Task goal ::
Search the material and gather each line with "subtitle" in it.

Dataset entries ::

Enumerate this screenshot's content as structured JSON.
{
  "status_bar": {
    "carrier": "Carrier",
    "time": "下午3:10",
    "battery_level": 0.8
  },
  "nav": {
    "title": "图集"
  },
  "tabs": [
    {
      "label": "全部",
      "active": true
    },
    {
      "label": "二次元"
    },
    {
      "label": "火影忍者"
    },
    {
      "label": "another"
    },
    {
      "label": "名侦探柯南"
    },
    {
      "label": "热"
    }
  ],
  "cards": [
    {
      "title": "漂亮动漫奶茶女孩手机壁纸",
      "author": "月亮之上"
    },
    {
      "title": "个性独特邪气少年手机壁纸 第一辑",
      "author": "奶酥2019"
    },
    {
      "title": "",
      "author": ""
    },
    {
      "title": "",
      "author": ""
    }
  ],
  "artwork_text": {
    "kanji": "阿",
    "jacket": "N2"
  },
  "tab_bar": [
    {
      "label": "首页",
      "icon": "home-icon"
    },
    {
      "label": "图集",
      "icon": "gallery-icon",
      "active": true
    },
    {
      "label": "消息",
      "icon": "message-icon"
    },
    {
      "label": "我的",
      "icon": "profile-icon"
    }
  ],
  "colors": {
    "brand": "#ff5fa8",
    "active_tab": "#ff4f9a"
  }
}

...

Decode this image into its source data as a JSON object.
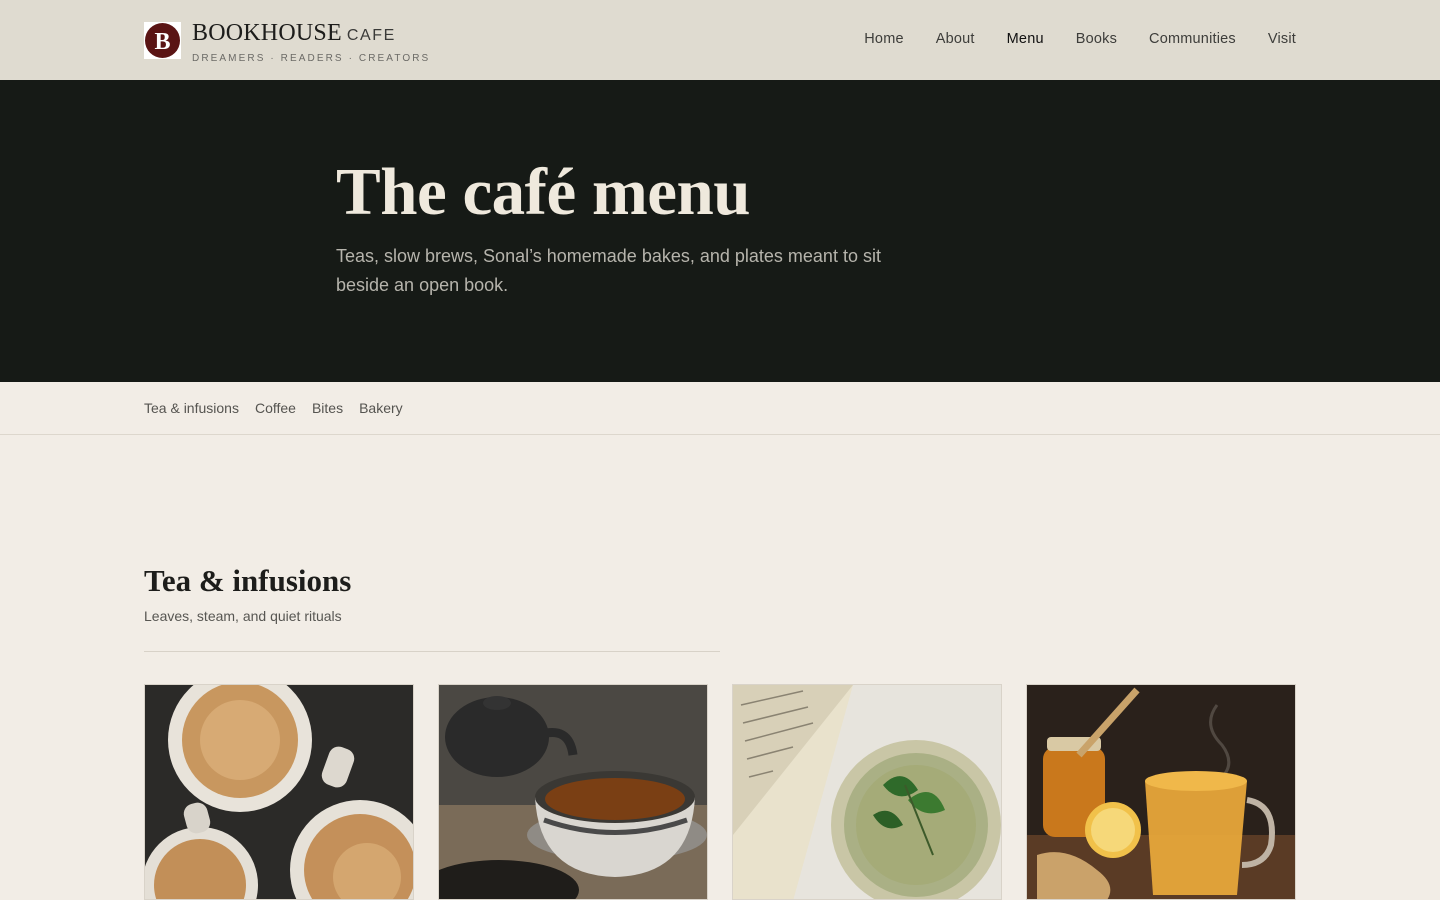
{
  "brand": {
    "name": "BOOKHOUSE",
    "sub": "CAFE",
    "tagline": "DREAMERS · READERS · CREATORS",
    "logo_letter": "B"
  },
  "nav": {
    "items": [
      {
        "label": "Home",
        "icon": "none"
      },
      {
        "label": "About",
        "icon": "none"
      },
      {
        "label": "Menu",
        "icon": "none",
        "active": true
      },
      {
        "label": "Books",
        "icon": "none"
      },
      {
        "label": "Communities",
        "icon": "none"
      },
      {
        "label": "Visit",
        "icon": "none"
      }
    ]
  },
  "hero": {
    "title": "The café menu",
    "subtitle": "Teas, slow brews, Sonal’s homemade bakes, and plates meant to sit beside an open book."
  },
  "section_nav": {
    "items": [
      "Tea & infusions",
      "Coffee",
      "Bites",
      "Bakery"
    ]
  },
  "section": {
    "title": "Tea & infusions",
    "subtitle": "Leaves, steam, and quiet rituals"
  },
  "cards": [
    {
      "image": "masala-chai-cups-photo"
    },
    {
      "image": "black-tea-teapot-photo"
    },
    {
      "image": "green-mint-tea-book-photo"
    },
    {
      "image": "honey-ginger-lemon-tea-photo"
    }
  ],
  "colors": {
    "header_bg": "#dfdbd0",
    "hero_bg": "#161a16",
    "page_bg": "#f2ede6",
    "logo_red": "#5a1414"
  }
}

Expected answer ::
    "subtitle": "Teas, slow brews, Sonal’s homemade bakes, and plates meant to sit beside an open book."
    "subtitle": "Leaves, steam, and quiet rituals"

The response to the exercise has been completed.